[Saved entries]
:::

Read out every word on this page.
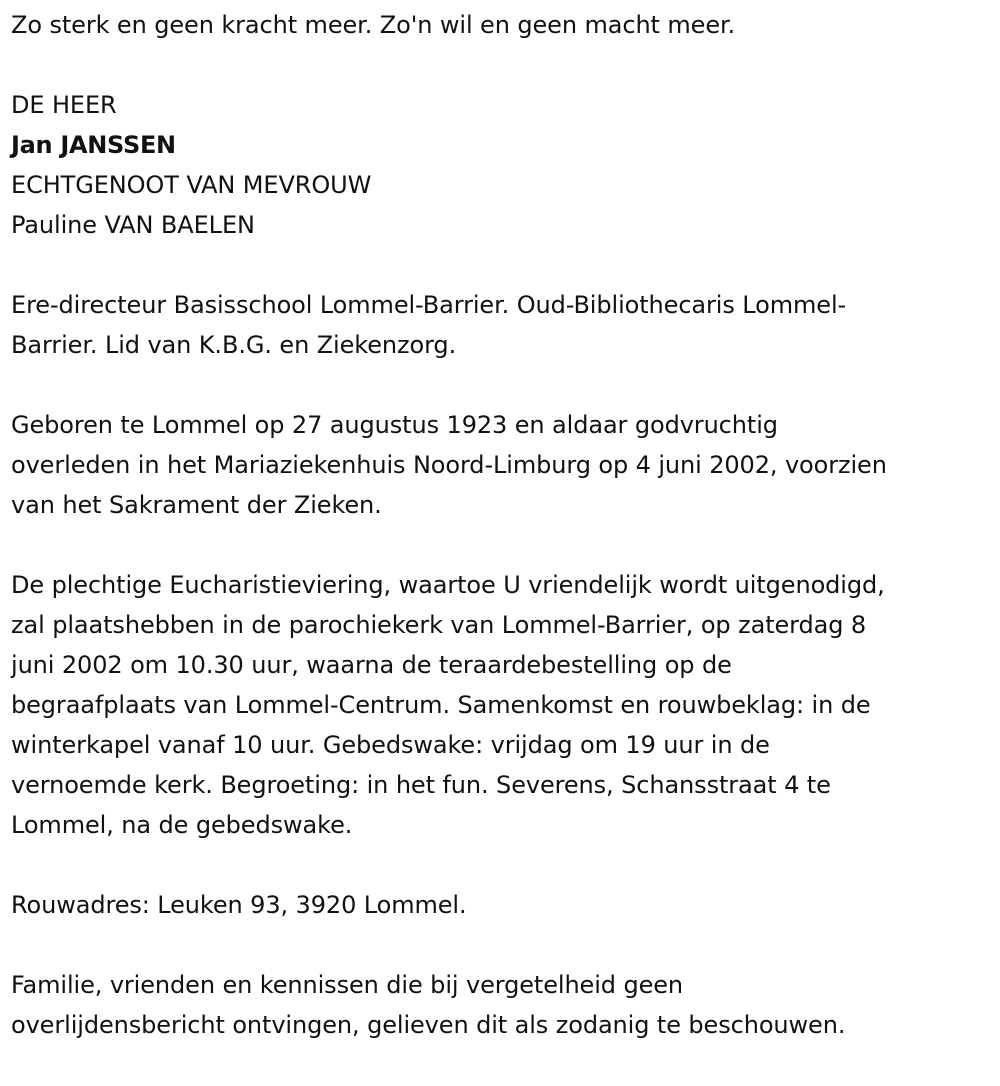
Zo sterk en geen kracht meer. Zo'n wil en geen macht meer.
DE HEER
Jan JANSSEN
ECHTGENOOT VAN MEVROUW
Pauline VAN BAELEN
Ere-directeur Basisschool Lommel-Barrier. Oud-Bibliothecaris Lommel-
Barrier. Lid van K.B.G. en Ziekenzorg.
Geboren te Lommel op 27 augustus 1923 en aldaar godvruchtig
overleden in het Mariaziekenhuis Noord-Limburg op 4 juni 2002, voorzien
van het Sakrament der Zieken.
De plechtige Eucharistieviering, waartoe U vriendelijk wordt uitgenodigd,
zal plaatshebben in de parochiekerk van Lommel-Barrier, op zaterdag 8
juni 2002 om 10.30 uur, waarna de teraardebestelling op de
begraafplaats van Lommel-Centrum. Samenkomst en rouwbeklag: in de
winterkapel vanaf 10 uur. Gebedswake: vrijdag om 19 uur in de
vernoemde kerk. Begroeting: in het fun. Severens, Schansstraat 4 te
Lommel, na de gebedswake.
Rouwadres: Leuken 93, 3920 Lommel.
Familie, vrienden en kennissen die bij vergetelheid geen
overlijdensbericht ontvingen, gelieven dit als zodanig te beschouwen.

:::

-- SHORT EXERCISE --
Take the listing above and restate it word for word, without its pictures.

-- THE REPLY --
Read out every word on this page.
Zo sterk en geen kracht meer. Zo'n wil en geen macht meer.
DE HEER
Jan JANSSEN
ECHTGENOOT VAN MEVROUW
Pauline VAN BAELEN
Ere-directeur Basisschool Lommel-Barrier. Oud-Bibliothecaris Lommel-
Barrier. Lid van K.B.G. en Ziekenzorg.
Geboren te Lommel op 27 augustus 1923 en aldaar godvruchtig
overleden in het Mariaziekenhuis Noord-Limburg op 4 juni 2002, voorzien
van het Sakrament der Zieken.
De plechtige Eucharistieviering, waartoe U vriendelijk wordt uitgenodigd,
zal plaatshebben in de parochiekerk van Lommel-Barrier, op zaterdag 8
juni 2002 om 10.30 uur, waarna de teraardebestelling op de
begraafplaats van Lommel-Centrum. Samenkomst en rouwbeklag: in de
winterkapel vanaf 10 uur. Gebedswake: vrijdag om 19 uur in de
vernoemde kerk. Begroeting: in het fun. Severens, Schansstraat 4 te
Lommel, na de gebedswake.
Rouwadres: Leuken 93, 3920 Lommel.
Familie, vrienden en kennissen die bij vergetelheid geen
overlijdensbericht ontvingen, gelieven dit als zodanig te beschouwen.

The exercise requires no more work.